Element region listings
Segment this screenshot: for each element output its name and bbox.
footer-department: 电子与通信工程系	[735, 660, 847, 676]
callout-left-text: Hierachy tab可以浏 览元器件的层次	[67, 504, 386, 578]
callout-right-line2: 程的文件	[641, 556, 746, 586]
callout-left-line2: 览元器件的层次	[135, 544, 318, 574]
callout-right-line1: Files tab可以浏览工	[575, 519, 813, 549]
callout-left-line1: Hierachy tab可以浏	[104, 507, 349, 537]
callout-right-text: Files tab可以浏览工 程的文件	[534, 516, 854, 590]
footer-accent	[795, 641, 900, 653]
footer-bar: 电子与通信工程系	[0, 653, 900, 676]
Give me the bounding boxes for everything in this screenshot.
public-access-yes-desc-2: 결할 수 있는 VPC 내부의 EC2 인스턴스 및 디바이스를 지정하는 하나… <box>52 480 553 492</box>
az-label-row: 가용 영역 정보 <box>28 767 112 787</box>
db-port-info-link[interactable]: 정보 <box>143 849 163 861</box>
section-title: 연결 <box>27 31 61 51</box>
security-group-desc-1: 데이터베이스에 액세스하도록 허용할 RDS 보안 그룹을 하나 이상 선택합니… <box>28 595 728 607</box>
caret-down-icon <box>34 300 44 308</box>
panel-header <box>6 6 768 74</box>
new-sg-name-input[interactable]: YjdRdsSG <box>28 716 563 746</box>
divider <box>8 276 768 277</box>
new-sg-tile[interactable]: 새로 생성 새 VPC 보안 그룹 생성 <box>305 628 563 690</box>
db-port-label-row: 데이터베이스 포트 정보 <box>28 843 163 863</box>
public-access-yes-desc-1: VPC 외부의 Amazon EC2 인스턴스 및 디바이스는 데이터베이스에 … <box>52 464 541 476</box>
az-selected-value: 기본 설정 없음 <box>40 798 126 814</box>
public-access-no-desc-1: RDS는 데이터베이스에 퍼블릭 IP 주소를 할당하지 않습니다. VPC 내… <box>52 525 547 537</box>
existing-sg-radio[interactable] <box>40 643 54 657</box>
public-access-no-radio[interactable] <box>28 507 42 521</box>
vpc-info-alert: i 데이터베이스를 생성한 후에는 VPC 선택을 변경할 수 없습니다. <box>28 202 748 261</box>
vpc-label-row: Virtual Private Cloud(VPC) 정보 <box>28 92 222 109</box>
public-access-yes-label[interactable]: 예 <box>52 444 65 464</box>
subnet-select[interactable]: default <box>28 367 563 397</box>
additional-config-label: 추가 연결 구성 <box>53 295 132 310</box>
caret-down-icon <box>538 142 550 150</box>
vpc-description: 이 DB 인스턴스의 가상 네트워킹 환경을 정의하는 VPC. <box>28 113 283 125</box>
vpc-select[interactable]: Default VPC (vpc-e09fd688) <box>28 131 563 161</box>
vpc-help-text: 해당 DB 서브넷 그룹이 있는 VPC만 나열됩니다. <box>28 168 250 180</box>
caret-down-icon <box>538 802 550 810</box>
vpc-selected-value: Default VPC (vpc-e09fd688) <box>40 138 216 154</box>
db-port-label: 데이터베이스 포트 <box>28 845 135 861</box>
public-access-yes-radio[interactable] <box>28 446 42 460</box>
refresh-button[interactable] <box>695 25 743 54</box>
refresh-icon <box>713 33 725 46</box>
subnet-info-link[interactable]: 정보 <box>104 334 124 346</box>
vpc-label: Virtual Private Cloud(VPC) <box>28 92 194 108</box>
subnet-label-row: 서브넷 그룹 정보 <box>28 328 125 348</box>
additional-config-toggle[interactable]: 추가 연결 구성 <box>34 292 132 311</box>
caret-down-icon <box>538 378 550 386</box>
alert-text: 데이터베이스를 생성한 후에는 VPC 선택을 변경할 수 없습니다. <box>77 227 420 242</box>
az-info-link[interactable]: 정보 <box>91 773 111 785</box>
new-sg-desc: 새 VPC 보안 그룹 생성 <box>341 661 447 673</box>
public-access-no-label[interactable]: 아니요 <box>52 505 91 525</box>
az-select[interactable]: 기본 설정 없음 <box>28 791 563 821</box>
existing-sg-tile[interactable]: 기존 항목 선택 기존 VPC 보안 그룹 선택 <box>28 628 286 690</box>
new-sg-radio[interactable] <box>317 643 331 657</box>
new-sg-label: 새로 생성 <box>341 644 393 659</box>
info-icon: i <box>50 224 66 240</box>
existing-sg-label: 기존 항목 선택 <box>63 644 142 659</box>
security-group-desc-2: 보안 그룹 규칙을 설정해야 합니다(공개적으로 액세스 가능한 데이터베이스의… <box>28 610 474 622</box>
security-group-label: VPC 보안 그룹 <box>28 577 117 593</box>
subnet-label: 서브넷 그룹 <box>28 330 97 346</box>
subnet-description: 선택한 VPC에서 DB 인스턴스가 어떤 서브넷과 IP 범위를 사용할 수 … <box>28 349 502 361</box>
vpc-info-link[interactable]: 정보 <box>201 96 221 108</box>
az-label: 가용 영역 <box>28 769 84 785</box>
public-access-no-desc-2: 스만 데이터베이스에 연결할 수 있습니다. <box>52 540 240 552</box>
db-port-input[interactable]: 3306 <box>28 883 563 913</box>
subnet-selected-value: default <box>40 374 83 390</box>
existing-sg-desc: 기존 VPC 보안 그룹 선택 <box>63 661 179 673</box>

Given instruction: Echo the rows verbatim, starting from the first one and ending with the line containing "caret-down-icon <box>538 142 550 150</box>", that line included.

Solution:
Segment this screenshot: for each element output its name and bbox.
footer-department: 电子与通信工程系	[735, 660, 847, 676]
callout-left-text: Hierachy tab可以浏 览元器件的层次	[67, 504, 386, 578]
callout-right-line2: 程的文件	[641, 556, 746, 586]
callout-left-line2: 览元器件的层次	[135, 544, 318, 574]
callout-right-line1: Files tab可以浏览工	[575, 519, 813, 549]
callout-left-line1: Hierachy tab可以浏	[104, 507, 349, 537]
callout-right-text: Files tab可以浏览工 程的文件	[534, 516, 854, 590]
footer-accent	[795, 641, 900, 653]
footer-bar: 电子与通信工程系	[0, 653, 900, 676]
Give me the bounding boxes for everything in this screenshot.
public-access-yes-desc-2: 결할 수 있는 VPC 내부의 EC2 인스턴스 및 디바이스를 지정하는 하나… <box>52 480 553 492</box>
az-label-row: 가용 영역 정보 <box>28 767 112 787</box>
db-port-info-link[interactable]: 정보 <box>143 849 163 861</box>
section-title: 연결 <box>27 31 61 51</box>
security-group-desc-1: 데이터베이스에 액세스하도록 허용할 RDS 보안 그룹을 하나 이상 선택합니… <box>28 595 728 607</box>
caret-down-icon <box>34 300 44 308</box>
panel-header <box>6 6 768 74</box>
new-sg-name-input[interactable]: YjdRdsSG <box>28 716 563 746</box>
divider <box>8 276 768 277</box>
new-sg-tile[interactable]: 새로 생성 새 VPC 보안 그룹 생성 <box>305 628 563 690</box>
db-port-label-row: 데이터베이스 포트 정보 <box>28 843 163 863</box>
public-access-yes-desc-1: VPC 외부의 Amazon EC2 인스턴스 및 디바이스는 데이터베이스에 … <box>52 464 541 476</box>
az-selected-value: 기본 설정 없음 <box>40 798 126 814</box>
public-access-no-desc-1: RDS는 데이터베이스에 퍼블릭 IP 주소를 할당하지 않습니다. VPC 내… <box>52 525 547 537</box>
existing-sg-radio[interactable] <box>40 643 54 657</box>
public-access-no-radio[interactable] <box>28 507 42 521</box>
vpc-info-alert: i 데이터베이스를 생성한 후에는 VPC 선택을 변경할 수 없습니다. <box>28 202 748 261</box>
vpc-label-row: Virtual Private Cloud(VPC) 정보 <box>28 92 222 109</box>
public-access-yes-label[interactable]: 예 <box>52 444 65 464</box>
subnet-select[interactable]: default <box>28 367 563 397</box>
additional-config-label: 추가 연결 구성 <box>53 295 132 310</box>
caret-down-icon <box>538 142 550 150</box>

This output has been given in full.